EXERCISE INSTRUCTIONS: Copy every entry precisely.

[Dataset items]
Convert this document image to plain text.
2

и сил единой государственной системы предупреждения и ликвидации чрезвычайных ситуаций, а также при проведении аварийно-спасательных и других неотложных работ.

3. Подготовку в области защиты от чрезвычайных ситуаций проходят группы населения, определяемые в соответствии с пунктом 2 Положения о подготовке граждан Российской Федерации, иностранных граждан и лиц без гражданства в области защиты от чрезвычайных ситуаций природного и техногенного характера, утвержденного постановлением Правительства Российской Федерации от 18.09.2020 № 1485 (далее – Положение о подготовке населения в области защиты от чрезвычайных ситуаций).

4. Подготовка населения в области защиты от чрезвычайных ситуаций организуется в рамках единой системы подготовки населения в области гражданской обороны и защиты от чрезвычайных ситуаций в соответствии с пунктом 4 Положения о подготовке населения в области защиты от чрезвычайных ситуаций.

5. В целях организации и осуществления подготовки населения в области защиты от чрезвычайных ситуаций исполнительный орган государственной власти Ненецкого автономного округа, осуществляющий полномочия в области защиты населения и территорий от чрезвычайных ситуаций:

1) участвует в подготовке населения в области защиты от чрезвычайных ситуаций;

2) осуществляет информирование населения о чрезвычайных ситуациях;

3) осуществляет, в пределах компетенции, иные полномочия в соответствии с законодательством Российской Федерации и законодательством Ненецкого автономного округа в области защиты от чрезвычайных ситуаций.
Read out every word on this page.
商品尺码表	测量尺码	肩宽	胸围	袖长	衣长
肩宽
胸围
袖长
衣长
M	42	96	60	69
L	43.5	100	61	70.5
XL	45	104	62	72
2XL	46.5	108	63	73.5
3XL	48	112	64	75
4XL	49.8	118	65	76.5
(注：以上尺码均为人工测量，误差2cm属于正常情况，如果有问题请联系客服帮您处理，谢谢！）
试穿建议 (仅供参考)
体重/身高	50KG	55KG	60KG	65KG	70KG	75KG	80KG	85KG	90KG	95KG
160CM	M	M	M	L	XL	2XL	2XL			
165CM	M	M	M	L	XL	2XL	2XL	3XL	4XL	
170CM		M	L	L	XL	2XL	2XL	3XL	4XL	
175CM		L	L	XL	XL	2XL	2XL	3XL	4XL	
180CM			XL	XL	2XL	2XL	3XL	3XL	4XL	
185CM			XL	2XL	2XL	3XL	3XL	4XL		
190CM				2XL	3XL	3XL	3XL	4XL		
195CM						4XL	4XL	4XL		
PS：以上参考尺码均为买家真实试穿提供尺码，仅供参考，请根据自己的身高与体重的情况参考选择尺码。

TASK OUTPUT:
Convert this document image to plain text.
2

и сил единой государственной системы предупреждения и ликвидации чрезвычайных ситуаций, а также при проведении аварийно-спасательных и других неотложных работ.

3. Подготовку в области защиты от чрезвычайных ситуаций проходят группы населения, определяемые в соответствии с пунктом 2 Положения о подготовке граждан Российской Федерации, иностранных граждан и лиц без гражданства в области защиты от чрезвычайных ситуаций природного и техногенного характера, утвержденного постановлением Правительства Российской Федерации от 18.09.2020 № 1485 (далее – Положение о подготовке населения в области защиты от чрезвычайных ситуаций).

4. Подготовка населения в области защиты от чрезвычайных ситуаций организуется в рамках единой системы подготовки населения в области гражданской обороны и защиты от чрезвычайных ситуаций в соответствии с пунктом 4 Положения о подготовке населения в области защиты от чрезвычайных ситуаций.

5. В целях организации и осуществления подготовки населения в области защиты от чрезвычайных ситуаций исполнительный орган государственной власти Ненецкого автономного округа, осуществляющий полномочия в области защиты населения и территорий от чрезвычайных ситуаций:

1) участвует в подготовке населения в области защиты от чрезвычайных ситуаций;

2) осуществляет информирование населения о чрезвычайных ситуациях;

3) осуществляет, в пределах компетенции, иные полномочия в соответствии с законодательством Российской Федерации и законодательством Ненецкого автономного округа в области защиты от чрезвычайных ситуаций.
Read out every word on this page.
商品尺码表	测量尺码	肩宽	胸围	袖长	衣长
肩宽
胸围
袖长
衣长
M	42	96	60	69
L	43.5	100	61	70.5
XL	45	104	62	72
2XL	46.5	108	63	73.5
3XL	48	112	64	75
4XL	49.8	118	65	76.5
(注：以上尺码均为人工测量，误差2cm属于正常情况，如果有问题请联系客服帮您处理，谢谢！）
试穿建议 (仅供参考)
体重/身高	50KG	55KG	60KG	65KG	70KG	75KG	80KG	85KG	90KG	95KG
160CM	M	M	M	L	XL	2XL	2XL			
165CM	M	M	M	L	XL	2XL	2XL	3XL	4XL	
170CM		M	L	L	XL	2XL	2XL	3XL	4XL	
175CM		L	L	XL	XL	2XL	2XL	3XL	4XL	
180CM			XL	XL	2XL	2XL	3XL	3XL	4XL	
185CM			XL	2XL	2XL	3XL	3XL	4XL		
190CM				2XL	3XL	3XL	3XL	4XL		
195CM						4XL	4XL	4XL		
PS：以上参考尺码均为买家真实试穿提供尺码，仅供参考，请根据自己的身高与体重的情况参考选择尺码。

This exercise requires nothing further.